Set exercise: Copy every line of the records below that holds the word "there".

....................

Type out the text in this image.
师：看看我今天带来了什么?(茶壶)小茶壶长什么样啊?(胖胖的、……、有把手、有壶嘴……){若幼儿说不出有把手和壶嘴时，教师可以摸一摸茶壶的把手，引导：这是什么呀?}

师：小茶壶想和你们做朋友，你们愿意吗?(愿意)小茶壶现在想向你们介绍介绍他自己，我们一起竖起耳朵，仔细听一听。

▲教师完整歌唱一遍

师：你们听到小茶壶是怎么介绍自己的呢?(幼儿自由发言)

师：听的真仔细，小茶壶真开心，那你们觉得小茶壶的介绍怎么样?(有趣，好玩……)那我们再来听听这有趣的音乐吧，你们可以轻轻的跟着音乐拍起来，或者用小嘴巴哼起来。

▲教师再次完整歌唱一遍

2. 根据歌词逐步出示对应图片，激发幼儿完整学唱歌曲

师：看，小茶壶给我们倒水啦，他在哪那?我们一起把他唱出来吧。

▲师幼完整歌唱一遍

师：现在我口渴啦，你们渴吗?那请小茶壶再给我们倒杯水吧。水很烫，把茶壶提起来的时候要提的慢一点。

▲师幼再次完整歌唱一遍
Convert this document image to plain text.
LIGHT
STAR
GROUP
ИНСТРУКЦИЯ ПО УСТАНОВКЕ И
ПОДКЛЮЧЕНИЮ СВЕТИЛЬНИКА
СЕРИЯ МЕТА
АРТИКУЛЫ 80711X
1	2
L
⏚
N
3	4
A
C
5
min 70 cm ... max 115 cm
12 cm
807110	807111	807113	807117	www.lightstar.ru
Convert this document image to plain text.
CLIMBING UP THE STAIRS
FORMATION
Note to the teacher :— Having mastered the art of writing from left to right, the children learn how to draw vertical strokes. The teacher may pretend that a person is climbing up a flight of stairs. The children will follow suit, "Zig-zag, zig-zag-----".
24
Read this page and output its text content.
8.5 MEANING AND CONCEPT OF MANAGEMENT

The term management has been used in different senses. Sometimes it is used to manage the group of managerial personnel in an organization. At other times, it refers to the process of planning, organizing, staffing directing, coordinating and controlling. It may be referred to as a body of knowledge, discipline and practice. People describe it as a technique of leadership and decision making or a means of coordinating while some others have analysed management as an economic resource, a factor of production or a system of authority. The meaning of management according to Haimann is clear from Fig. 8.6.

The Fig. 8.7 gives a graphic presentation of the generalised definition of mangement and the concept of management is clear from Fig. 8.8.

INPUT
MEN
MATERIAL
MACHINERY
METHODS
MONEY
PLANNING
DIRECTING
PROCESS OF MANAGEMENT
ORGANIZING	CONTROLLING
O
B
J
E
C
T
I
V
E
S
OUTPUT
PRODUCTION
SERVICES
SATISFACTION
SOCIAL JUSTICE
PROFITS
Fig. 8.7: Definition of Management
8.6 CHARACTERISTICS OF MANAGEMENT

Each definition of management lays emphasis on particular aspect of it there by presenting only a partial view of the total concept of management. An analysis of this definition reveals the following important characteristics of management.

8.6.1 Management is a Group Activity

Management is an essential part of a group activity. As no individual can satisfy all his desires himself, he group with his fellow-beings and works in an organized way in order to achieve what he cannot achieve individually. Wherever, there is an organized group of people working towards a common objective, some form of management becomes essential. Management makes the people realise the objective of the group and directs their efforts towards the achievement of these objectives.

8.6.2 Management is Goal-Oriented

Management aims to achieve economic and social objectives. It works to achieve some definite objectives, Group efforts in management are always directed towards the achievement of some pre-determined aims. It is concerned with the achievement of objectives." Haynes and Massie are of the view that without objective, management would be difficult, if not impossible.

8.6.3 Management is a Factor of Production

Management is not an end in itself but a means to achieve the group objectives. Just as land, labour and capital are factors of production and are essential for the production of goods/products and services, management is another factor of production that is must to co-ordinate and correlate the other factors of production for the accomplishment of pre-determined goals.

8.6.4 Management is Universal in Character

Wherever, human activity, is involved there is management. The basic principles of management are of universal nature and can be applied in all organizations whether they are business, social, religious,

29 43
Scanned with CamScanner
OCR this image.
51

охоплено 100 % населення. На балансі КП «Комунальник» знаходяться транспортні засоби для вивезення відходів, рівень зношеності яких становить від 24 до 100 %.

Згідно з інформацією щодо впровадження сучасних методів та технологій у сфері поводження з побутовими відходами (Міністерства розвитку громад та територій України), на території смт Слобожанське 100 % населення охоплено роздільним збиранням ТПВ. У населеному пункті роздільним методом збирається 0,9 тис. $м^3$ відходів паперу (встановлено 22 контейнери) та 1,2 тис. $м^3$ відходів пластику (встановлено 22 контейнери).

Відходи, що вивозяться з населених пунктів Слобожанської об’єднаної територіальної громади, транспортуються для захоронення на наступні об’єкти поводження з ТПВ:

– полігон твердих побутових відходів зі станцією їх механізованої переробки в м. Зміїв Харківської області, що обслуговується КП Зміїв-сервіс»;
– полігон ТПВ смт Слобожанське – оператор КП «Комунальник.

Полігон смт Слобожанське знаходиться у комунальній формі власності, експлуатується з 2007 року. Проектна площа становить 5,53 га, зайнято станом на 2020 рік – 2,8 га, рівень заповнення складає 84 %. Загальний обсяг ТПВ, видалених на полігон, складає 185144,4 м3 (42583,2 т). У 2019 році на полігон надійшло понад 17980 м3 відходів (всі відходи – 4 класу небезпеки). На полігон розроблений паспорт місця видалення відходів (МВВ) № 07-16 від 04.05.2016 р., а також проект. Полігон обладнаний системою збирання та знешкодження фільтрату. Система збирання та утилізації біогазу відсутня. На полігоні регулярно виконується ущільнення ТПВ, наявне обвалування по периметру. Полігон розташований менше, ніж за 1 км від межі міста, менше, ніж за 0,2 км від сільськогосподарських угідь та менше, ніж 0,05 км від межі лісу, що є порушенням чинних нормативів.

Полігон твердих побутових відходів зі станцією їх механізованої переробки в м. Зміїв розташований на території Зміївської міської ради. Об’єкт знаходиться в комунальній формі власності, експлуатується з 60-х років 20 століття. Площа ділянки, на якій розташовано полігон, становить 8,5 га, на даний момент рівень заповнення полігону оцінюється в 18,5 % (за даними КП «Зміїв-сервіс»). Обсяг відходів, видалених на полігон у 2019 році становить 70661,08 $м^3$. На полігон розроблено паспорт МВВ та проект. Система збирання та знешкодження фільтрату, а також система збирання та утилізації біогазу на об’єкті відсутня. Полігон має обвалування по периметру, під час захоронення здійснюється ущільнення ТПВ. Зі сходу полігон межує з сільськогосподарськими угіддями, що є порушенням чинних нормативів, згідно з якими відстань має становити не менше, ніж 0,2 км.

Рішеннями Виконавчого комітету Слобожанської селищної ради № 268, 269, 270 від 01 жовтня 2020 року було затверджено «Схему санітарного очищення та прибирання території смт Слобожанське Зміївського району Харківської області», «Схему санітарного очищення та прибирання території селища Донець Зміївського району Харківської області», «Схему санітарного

....................

Response to the task:
Each definition of management lays emphasis on particular aspect of it there by presenting only a partial view of the total concept of management. An analysis of this definition reveals the following important characteristics of management.
Management is an essential part of a group activity. As no individual can satisfy all his desires himself, he group with his fellow-beings and works in an organized way in order to achieve what he cannot achieve individually. Wherever, there is an organized group of people working towards a common objective, some form of management becomes essential. Management makes the people realise the objective of the group and directs their efforts towards the achievement of these objectives.
Wherever, human activity, is involved there is management. The basic principles of management are of universal nature and can be applied in all organizations whether they are business, social, religious,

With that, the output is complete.